**PROBLEM TO WORK ON**
Check every line of the data below for the string "соответствии", and copy the ones that hold it.

⟨

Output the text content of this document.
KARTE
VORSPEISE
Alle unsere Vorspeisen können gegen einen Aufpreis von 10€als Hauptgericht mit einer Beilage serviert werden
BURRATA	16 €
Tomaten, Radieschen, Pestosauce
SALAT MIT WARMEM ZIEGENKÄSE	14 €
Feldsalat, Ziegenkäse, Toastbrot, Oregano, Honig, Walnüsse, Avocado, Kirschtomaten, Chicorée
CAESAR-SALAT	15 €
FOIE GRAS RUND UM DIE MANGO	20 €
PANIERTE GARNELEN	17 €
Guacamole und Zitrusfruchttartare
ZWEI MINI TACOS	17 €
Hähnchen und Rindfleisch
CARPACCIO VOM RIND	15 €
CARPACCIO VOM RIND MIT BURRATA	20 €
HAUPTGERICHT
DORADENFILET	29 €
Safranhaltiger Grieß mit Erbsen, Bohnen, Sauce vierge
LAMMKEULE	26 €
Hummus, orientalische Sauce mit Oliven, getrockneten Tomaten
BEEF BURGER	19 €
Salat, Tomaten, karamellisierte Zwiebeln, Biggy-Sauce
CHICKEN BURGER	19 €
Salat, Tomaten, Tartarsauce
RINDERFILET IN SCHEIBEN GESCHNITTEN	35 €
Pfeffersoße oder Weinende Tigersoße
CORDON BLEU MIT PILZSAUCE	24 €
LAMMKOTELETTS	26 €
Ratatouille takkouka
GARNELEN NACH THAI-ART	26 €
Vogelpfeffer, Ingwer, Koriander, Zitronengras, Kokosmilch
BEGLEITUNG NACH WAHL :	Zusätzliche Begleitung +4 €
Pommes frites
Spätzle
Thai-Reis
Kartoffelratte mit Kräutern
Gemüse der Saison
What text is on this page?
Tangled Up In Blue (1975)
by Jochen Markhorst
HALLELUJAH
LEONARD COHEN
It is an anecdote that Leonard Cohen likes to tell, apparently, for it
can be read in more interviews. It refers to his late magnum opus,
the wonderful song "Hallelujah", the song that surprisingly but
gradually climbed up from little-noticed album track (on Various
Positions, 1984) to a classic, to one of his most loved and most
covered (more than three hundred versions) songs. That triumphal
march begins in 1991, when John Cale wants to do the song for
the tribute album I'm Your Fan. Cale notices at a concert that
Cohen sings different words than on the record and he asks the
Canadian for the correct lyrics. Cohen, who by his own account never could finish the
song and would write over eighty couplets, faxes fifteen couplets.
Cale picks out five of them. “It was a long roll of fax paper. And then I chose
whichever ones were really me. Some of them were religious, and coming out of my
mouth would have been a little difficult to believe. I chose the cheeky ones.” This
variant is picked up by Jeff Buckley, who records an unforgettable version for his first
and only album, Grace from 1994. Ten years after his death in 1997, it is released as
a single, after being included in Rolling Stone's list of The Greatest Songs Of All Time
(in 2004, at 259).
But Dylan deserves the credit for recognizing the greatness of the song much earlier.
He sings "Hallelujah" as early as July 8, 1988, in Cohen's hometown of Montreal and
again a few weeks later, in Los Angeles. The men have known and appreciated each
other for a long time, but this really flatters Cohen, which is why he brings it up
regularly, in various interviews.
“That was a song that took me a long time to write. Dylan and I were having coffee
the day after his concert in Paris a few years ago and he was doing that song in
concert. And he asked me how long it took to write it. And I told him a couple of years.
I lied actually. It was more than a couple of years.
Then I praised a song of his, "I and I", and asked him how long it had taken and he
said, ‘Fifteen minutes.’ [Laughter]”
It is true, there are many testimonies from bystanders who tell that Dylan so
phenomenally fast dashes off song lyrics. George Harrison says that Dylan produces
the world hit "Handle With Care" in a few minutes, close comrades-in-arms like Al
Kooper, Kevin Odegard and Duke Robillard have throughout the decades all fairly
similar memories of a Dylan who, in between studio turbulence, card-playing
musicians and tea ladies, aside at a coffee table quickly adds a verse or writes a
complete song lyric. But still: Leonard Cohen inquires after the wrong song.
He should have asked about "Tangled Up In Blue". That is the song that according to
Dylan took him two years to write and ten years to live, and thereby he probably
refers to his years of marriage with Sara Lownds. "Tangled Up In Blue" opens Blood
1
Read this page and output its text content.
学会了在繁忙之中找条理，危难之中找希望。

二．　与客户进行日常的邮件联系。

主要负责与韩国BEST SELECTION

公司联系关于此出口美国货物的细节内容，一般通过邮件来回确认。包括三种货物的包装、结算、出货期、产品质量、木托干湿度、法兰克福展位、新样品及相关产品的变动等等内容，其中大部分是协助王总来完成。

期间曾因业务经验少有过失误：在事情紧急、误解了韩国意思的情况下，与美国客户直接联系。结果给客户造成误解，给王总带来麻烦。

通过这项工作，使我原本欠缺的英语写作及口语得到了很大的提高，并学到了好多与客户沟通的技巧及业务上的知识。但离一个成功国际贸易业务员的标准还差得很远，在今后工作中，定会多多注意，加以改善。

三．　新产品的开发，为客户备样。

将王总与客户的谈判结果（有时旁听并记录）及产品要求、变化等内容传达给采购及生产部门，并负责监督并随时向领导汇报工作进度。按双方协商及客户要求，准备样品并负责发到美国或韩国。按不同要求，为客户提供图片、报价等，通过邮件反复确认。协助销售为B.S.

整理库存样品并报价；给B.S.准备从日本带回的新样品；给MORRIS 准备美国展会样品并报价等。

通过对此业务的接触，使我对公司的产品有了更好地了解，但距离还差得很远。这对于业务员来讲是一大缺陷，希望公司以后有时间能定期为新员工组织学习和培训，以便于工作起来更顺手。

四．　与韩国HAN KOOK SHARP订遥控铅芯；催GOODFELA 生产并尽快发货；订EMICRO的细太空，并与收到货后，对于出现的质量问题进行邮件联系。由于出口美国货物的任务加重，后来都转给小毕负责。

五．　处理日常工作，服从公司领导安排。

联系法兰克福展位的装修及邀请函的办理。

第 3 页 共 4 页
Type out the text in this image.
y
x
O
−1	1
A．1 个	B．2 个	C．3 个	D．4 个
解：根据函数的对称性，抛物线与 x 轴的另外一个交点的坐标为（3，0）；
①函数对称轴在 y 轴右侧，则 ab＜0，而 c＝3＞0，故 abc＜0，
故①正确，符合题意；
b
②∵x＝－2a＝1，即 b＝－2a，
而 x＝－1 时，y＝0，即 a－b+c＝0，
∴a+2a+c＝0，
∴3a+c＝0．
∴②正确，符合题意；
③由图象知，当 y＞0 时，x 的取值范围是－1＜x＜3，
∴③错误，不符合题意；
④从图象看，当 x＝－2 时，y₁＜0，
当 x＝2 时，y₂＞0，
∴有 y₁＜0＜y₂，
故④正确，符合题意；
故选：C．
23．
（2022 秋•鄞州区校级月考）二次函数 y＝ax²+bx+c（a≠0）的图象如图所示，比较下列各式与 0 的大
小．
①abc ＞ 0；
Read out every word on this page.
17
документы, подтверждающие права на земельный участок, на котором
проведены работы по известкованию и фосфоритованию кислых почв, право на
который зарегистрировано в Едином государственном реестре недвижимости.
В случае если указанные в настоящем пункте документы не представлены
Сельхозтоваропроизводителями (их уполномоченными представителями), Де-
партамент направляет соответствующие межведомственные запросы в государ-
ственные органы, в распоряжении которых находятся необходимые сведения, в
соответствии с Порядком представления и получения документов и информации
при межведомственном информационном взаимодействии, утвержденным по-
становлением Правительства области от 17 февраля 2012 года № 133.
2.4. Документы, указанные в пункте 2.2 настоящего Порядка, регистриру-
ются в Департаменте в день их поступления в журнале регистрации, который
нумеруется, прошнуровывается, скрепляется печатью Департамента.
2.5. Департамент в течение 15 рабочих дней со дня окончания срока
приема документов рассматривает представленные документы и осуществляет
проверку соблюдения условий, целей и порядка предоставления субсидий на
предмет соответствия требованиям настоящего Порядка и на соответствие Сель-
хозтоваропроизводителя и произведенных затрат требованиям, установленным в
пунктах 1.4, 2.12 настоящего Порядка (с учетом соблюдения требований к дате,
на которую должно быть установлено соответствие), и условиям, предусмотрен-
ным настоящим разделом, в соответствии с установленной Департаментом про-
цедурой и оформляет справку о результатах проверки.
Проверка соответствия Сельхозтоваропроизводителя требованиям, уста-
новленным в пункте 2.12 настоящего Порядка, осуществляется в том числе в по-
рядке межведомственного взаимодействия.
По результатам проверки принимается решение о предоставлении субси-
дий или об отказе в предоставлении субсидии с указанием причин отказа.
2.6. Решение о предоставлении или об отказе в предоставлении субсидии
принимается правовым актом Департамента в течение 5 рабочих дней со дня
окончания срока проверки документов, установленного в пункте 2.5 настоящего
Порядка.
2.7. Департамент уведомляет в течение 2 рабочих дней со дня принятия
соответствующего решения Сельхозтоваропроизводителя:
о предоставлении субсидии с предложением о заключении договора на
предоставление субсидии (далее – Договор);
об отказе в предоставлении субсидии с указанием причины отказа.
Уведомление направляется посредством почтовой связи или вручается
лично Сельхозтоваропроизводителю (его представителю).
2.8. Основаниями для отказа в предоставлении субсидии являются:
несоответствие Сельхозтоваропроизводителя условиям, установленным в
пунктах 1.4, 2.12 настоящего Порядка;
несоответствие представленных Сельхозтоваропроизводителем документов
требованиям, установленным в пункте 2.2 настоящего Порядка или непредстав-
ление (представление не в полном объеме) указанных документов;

⟩

**RESPONSE**
соответствии с Порядком представления и получения документов и информации
ным настоящим разделом, в соответствии с установленной Департаментом про-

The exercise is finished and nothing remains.